• Task requirements: Each entry below should be reproduced character for character.

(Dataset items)
::::

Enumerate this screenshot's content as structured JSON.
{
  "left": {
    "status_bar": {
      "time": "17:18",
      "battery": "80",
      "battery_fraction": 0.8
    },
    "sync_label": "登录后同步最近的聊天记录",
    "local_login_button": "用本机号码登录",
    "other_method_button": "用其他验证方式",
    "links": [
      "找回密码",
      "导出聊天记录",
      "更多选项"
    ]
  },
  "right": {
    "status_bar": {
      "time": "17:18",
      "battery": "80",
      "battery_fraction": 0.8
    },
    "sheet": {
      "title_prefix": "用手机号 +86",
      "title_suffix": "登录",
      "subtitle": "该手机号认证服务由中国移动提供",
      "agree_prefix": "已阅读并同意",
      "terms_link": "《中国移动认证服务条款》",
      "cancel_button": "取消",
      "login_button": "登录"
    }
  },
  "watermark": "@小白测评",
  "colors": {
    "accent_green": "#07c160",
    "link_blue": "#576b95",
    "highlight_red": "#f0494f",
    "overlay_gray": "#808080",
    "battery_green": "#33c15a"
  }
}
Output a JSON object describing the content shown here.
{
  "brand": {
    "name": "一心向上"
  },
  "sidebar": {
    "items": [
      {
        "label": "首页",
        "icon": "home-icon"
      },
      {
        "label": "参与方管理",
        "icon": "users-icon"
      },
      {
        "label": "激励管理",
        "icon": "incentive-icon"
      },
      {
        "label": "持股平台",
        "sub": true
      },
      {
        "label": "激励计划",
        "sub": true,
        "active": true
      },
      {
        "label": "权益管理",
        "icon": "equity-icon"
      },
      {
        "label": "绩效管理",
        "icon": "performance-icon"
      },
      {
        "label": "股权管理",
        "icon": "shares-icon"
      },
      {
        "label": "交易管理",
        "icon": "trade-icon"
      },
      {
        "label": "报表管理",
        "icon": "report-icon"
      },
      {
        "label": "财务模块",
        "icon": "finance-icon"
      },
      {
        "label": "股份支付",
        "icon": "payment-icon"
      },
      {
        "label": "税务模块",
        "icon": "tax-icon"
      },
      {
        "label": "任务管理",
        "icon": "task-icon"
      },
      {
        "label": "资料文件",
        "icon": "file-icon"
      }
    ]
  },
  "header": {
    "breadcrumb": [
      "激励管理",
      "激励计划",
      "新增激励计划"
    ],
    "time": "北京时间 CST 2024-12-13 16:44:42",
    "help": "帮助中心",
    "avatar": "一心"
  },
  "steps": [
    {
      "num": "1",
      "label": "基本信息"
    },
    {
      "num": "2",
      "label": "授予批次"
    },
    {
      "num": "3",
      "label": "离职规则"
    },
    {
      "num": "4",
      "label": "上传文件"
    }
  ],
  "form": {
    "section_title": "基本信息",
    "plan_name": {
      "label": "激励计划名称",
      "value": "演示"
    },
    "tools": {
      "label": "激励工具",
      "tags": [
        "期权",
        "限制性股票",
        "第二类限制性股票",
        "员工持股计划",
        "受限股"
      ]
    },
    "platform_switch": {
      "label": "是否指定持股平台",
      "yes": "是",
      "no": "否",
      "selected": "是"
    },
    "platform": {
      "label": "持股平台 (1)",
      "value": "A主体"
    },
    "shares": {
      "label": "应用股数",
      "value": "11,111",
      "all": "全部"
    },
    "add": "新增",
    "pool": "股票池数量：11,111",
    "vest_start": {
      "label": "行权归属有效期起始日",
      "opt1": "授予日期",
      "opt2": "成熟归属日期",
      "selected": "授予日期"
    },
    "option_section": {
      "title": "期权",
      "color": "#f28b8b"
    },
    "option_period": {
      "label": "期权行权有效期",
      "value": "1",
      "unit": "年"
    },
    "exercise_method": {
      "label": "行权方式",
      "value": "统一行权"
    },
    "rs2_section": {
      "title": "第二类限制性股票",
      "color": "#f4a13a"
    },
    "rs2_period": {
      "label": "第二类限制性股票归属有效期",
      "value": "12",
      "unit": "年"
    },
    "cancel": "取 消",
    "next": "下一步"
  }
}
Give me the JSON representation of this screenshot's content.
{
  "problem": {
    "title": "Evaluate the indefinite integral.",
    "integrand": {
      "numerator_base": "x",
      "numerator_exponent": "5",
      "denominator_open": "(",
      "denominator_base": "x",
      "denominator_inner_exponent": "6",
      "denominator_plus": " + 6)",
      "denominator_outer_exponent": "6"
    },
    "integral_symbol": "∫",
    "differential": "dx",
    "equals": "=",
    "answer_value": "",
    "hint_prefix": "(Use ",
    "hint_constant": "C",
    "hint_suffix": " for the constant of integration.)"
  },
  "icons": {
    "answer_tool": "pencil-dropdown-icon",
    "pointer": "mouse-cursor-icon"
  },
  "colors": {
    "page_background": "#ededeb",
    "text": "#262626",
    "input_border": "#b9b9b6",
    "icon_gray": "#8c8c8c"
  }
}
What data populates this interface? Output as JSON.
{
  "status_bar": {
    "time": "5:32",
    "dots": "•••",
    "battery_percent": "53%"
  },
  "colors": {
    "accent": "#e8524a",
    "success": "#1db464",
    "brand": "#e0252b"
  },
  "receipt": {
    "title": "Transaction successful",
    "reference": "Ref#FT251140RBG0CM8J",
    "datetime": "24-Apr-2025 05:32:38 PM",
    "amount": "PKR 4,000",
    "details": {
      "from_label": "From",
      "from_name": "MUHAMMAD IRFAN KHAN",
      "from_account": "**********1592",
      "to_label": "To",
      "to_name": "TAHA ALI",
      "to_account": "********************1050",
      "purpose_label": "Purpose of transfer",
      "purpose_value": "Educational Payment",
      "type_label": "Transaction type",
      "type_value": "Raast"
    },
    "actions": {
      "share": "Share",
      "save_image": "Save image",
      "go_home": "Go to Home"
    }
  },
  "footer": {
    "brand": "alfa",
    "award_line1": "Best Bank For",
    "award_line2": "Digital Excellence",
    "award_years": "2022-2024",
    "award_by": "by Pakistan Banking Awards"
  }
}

::::

• Worked answer:
Enumerate this screenshot's content as structured JSON.
{
  "left": {
    "status_bar": {
      "time": "17:18",
      "battery": "80",
      "battery_fraction": 0.8
    },
    "sync_label": "登录后同步最近的聊天记录",
    "local_login_button": "用本机号码登录",
    "other_method_button": "用其他验证方式",
    "links": [
      "找回密码",
      "导出聊天记录",
      "更多选项"
    ]
  },
  "right": {
    "status_bar": {
      "time": "17:18",
      "battery": "80",
      "battery_fraction": 0.8
    },
    "sheet": {
      "title_prefix": "用手机号 +86",
      "title_suffix": "登录",
      "subtitle": "该手机号认证服务由中国移动提供",
      "agree_prefix": "已阅读并同意",
      "terms_link": "《中国移动认证服务条款》",
      "cancel_button": "取消",
      "login_button": "登录"
    }
  },
  "watermark": "@小白测评",
  "colors": {
    "accent_green": "#07c160",
    "link_blue": "#576b95",
    "highlight_red": "#f0494f",
    "overlay_gray": "#808080",
    "battery_green": "#33c15a"
  }
}
Output a JSON object describing the content shown here.
{
  "brand": {
    "name": "一心向上"
  },
  "sidebar": {
    "items": [
      {
        "label": "首页",
        "icon": "home-icon"
      },
      {
        "label": "参与方管理",
        "icon": "users-icon"
      },
      {
        "label": "激励管理",
        "icon": "incentive-icon"
      },
      {
        "label": "持股平台",
        "sub": true
      },
      {
        "label": "激励计划",
        "sub": true,
        "active": true
      },
      {
        "label": "权益管理",
        "icon": "equity-icon"
      },
      {
        "label": "绩效管理",
        "icon": "performance-icon"
      },
      {
        "label": "股权管理",
        "icon": "shares-icon"
      },
      {
        "label": "交易管理",
        "icon": "trade-icon"
      },
      {
        "label": "报表管理",
        "icon": "report-icon"
      },
      {
        "label": "财务模块",
        "icon": "finance-icon"
      },
      {
        "label": "股份支付",
        "icon": "payment-icon"
      },
      {
        "label": "税务模块",
        "icon": "tax-icon"
      },
      {
        "label": "任务管理",
        "icon": "task-icon"
      },
      {
        "label": "资料文件",
        "icon": "file-icon"
      }
    ]
  },
  "header": {
    "breadcrumb": [
      "激励管理",
      "激励计划",
      "新增激励计划"
    ],
    "time": "北京时间 CST 2024-12-13 16:44:42",
    "help": "帮助中心",
    "avatar": "一心"
  },
  "steps": [
    {
      "num": "1",
      "label": "基本信息"
    },
    {
      "num": "2",
      "label": "授予批次"
    },
    {
      "num": "3",
      "label": "离职规则"
    },
    {
      "num": "4",
      "label": "上传文件"
    }
  ],
  "form": {
    "section_title": "基本信息",
    "plan_name": {
      "label": "激励计划名称",
      "value": "演示"
    },
    "tools": {
      "label": "激励工具",
      "tags": [
        "期权",
        "限制性股票",
        "第二类限制性股票",
        "员工持股计划",
        "受限股"
      ]
    },
    "platform_switch": {
      "label": "是否指定持股平台",
      "yes": "是",
      "no": "否",
      "selected": "是"
    },
    "platform": {
      "label": "持股平台 (1)",
      "value": "A主体"
    },
    "shares": {
      "label": "应用股数",
      "value": "11,111",
      "all": "全部"
    },
    "add": "新增",
    "pool": "股票池数量：11,111",
    "vest_start": {
      "label": "行权归属有效期起始日",
      "opt1": "授予日期",
      "opt2": "成熟归属日期",
      "selected": "授予日期"
    },
    "option_section": {
      "title": "期权",
      "color": "#f28b8b"
    },
    "option_period": {
      "label": "期权行权有效期",
      "value": "1",
      "unit": "年"
    },
    "exercise_method": {
      "label": "行权方式",
      "value": "统一行权"
    },
    "rs2_section": {
      "title": "第二类限制性股票",
      "color": "#f4a13a"
    },
    "rs2_period": {
      "label": "第二类限制性股票归属有效期",
      "value": "12",
      "unit": "年"
    },
    "cancel": "取 消",
    "next": "下一步"
  }
}
Give me the JSON representation of this screenshot's content.
{
  "problem": {
    "title": "Evaluate the indefinite integral.",
    "integrand": {
      "numerator_base": "x",
      "numerator_exponent": "5",
      "denominator_open": "(",
      "denominator_base": "x",
      "denominator_inner_exponent": "6",
      "denominator_plus": " + 6)",
      "denominator_outer_exponent": "6"
    },
    "integral_symbol": "∫",
    "differential": "dx",
    "equals": "=",
    "answer_value": "",
    "hint_prefix": "(Use ",
    "hint_constant": "C",
    "hint_suffix": " for the constant of integration.)"
  },
  "icons": {
    "answer_tool": "pencil-dropdown-icon",
    "pointer": "mouse-cursor-icon"
  },
  "colors": {
    "page_background": "#ededeb",
    "text": "#262626",
    "input_border": "#b9b9b6",
    "icon_gray": "#8c8c8c"
  }
}
What data populates this interface? Output as JSON.
{
  "status_bar": {
    "time": "5:32",
    "dots": "•••",
    "battery_percent": "53%"
  },
  "colors": {
    "accent": "#e8524a",
    "success": "#1db464",
    "brand": "#e0252b"
  },
  "receipt": {
    "title": "Transaction successful",
    "reference": "Ref#FT251140RBG0CM8J",
    "datetime": "24-Apr-2025 05:32:38 PM",
    "amount": "PKR 4,000",
    "details": {
      "from_label": "From",
      "from_name": "MUHAMMAD IRFAN KHAN",
      "from_account": "**********1592",
      "to_label": "To",
      "to_name": "TAHA ALI",
      "to_account": "********************1050",
      "purpose_label": "Purpose of transfer",
      "purpose_value": "Educational Payment",
      "type_label": "Transaction type",
      "type_value": "Raast"
    },
    "actions": {
      "share": "Share",
      "save_image": "Save image",
      "go_home": "Go to Home"
    }
  },
  "footer": {
    "brand": "alfa",
    "award_line1": "Best Bank For",
    "award_line2": "Digital Excellence",
    "award_years": "2022-2024",
    "award_by": "by Pakistan Banking Awards"
  }
}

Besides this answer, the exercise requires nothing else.